[start of Extracted records]
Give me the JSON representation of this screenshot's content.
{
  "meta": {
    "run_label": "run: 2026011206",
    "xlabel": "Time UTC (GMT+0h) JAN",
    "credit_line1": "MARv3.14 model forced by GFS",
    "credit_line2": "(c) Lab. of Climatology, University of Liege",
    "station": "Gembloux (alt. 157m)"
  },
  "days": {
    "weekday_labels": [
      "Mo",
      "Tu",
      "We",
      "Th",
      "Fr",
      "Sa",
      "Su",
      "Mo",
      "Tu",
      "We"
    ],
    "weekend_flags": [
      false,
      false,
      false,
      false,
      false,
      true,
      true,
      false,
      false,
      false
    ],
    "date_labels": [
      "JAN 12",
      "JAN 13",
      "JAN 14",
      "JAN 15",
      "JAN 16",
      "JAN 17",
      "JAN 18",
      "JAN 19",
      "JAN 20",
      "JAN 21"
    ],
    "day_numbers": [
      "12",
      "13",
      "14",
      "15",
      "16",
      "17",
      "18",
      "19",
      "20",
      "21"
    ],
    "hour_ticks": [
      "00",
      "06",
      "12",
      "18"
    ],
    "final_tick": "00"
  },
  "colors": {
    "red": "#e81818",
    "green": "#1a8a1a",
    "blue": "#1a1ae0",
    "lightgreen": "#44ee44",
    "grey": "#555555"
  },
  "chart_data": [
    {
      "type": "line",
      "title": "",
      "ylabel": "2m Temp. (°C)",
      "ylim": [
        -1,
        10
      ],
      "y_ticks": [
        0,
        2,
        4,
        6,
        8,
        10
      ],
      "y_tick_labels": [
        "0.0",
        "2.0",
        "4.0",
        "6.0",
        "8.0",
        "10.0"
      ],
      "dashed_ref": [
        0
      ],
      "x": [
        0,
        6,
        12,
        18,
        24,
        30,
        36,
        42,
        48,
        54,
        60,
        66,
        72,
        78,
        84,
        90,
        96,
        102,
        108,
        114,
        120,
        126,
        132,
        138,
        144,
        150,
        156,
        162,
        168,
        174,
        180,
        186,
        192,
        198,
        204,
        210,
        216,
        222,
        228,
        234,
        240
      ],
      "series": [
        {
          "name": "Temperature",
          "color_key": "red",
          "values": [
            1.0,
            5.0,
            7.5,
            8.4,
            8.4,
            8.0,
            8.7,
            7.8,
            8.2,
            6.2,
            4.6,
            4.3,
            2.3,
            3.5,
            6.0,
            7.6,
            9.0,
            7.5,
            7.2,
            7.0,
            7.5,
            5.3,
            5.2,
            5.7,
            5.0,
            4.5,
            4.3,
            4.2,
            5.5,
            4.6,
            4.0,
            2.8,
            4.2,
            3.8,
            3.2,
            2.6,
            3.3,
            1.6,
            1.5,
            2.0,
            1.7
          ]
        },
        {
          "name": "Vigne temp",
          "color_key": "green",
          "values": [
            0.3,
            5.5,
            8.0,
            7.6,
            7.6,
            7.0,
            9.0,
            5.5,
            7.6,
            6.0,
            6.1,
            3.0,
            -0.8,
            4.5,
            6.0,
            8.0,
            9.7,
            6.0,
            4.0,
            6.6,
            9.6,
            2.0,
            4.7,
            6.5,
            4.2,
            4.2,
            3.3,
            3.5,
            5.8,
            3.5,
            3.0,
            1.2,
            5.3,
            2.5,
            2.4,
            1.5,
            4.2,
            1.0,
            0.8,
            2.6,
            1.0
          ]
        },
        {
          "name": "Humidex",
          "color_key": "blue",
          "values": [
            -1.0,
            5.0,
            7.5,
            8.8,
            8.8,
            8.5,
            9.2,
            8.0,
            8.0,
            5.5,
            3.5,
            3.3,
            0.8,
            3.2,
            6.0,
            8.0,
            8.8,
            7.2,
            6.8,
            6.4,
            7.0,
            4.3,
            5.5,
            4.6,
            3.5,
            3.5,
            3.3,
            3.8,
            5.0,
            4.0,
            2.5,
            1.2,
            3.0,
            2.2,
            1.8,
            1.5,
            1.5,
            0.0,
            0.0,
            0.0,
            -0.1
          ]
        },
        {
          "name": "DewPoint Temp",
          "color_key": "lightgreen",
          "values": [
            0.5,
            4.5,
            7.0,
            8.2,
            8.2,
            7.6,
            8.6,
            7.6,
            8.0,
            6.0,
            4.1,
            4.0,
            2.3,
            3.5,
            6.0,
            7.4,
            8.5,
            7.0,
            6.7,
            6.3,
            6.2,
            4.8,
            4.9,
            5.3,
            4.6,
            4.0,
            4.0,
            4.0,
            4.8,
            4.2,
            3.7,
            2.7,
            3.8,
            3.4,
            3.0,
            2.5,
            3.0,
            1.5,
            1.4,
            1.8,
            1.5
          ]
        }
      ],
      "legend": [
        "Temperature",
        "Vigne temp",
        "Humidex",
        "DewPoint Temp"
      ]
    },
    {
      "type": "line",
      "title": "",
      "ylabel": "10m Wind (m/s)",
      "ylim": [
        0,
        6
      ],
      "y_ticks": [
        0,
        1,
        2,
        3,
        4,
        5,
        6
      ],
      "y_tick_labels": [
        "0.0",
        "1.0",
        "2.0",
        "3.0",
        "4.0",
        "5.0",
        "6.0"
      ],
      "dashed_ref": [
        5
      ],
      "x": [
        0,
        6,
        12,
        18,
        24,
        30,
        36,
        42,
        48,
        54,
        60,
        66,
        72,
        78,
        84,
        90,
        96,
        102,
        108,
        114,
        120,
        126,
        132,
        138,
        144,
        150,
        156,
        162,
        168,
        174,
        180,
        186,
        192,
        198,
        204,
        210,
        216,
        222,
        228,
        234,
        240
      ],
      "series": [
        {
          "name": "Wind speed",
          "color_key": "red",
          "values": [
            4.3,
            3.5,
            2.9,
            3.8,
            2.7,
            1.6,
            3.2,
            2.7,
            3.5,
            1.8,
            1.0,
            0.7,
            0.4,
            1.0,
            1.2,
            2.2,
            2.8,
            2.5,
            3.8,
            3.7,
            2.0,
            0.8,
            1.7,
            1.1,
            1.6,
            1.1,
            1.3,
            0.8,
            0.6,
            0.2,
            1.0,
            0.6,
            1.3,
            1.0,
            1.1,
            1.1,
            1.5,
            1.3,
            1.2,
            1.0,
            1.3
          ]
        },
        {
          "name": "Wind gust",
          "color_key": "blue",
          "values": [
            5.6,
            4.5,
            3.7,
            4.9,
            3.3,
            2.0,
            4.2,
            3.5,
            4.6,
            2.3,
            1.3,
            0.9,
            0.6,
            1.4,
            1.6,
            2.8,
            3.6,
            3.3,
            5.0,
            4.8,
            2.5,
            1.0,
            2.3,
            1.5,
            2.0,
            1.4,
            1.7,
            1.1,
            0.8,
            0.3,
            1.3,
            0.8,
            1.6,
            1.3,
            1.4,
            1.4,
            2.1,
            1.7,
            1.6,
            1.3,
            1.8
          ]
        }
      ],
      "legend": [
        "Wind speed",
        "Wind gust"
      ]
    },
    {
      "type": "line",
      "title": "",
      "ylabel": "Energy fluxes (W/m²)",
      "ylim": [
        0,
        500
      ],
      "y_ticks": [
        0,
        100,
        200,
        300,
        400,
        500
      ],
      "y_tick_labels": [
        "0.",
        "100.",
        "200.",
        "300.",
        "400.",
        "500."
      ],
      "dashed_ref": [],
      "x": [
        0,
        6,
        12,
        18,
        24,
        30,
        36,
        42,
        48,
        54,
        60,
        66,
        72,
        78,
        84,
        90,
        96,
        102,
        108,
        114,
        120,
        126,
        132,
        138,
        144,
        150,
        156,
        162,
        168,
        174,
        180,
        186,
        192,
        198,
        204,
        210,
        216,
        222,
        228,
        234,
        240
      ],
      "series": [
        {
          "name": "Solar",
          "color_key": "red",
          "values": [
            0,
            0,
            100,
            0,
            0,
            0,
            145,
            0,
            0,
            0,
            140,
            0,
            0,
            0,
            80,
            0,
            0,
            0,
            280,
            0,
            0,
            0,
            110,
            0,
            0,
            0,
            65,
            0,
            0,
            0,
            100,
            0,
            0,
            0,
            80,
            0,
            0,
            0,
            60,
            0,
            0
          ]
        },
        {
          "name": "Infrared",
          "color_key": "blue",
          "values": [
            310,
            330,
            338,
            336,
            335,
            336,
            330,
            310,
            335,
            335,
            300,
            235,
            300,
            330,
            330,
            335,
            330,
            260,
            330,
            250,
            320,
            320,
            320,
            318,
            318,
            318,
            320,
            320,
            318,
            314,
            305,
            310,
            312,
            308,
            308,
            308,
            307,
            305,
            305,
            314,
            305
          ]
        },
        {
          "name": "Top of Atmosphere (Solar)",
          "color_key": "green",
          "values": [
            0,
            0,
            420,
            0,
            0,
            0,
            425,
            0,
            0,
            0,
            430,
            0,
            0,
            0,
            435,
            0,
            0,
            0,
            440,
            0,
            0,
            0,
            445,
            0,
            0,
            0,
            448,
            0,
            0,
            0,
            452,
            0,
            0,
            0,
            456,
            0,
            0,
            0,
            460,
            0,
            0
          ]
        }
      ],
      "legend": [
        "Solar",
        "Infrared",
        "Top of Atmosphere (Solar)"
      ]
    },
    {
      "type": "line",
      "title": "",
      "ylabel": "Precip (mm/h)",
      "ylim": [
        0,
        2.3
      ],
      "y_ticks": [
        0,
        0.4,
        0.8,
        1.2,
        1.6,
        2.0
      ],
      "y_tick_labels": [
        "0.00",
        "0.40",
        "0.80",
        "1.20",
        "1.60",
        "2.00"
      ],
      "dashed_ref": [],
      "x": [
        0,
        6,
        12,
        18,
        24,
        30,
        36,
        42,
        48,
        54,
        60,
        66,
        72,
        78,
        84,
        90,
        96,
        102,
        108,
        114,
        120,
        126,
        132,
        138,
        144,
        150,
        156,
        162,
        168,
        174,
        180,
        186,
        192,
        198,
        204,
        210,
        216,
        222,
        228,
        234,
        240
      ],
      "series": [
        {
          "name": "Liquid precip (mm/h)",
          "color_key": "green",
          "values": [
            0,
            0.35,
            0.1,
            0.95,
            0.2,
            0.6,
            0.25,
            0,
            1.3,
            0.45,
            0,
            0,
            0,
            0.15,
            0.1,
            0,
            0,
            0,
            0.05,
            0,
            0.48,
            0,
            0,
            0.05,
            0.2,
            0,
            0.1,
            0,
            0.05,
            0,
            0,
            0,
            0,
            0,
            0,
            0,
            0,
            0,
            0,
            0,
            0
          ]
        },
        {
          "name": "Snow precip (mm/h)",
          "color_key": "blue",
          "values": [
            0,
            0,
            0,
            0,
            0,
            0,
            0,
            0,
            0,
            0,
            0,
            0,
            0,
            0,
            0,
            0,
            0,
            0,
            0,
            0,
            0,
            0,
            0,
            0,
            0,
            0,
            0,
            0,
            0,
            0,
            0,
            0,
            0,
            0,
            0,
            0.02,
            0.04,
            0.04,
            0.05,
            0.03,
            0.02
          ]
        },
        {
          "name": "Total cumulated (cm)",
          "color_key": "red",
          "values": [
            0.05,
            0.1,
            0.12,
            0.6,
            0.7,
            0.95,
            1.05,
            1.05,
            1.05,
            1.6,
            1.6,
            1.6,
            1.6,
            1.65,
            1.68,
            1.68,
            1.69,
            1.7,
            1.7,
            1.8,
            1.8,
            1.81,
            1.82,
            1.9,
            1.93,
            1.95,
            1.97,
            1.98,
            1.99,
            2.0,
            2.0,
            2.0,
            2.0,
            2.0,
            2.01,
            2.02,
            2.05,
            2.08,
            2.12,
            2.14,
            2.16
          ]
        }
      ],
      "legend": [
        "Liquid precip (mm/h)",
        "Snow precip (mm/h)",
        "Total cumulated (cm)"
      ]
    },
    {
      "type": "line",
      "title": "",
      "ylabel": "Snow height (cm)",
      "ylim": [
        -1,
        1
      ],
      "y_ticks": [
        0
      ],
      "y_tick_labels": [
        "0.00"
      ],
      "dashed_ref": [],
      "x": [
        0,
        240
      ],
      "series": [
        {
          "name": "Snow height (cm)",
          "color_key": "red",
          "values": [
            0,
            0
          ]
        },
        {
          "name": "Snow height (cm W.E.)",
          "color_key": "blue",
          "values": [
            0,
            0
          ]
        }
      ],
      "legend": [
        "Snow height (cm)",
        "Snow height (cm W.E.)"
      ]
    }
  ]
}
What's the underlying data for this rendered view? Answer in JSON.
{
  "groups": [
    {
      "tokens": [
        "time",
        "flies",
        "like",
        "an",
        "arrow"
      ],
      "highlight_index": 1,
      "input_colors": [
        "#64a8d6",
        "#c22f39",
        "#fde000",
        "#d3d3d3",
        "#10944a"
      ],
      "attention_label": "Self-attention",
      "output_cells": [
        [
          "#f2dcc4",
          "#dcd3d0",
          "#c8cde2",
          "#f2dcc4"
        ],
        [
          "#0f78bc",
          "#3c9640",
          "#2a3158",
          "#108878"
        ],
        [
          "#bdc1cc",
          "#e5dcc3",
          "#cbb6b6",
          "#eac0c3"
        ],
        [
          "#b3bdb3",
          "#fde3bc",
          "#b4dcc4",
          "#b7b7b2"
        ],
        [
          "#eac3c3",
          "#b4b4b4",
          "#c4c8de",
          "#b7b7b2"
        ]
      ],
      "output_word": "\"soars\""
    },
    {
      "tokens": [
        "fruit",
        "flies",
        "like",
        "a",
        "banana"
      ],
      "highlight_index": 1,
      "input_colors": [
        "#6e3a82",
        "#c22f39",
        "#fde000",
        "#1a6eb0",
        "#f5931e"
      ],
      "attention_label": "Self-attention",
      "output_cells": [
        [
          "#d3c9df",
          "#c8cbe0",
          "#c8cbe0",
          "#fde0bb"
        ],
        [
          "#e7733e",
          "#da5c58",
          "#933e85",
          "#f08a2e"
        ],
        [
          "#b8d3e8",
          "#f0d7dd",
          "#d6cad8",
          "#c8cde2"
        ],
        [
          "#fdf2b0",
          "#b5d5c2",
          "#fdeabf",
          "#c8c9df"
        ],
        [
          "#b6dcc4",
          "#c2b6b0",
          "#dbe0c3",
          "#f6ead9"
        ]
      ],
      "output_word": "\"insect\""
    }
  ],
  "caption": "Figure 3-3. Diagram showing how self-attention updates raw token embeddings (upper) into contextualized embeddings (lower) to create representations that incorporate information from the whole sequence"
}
[end of Extracted records]
_Problem description_
Give the count of lines in the data shown above that contain "Atmosphere", and nothing else.

_Result of the task_
2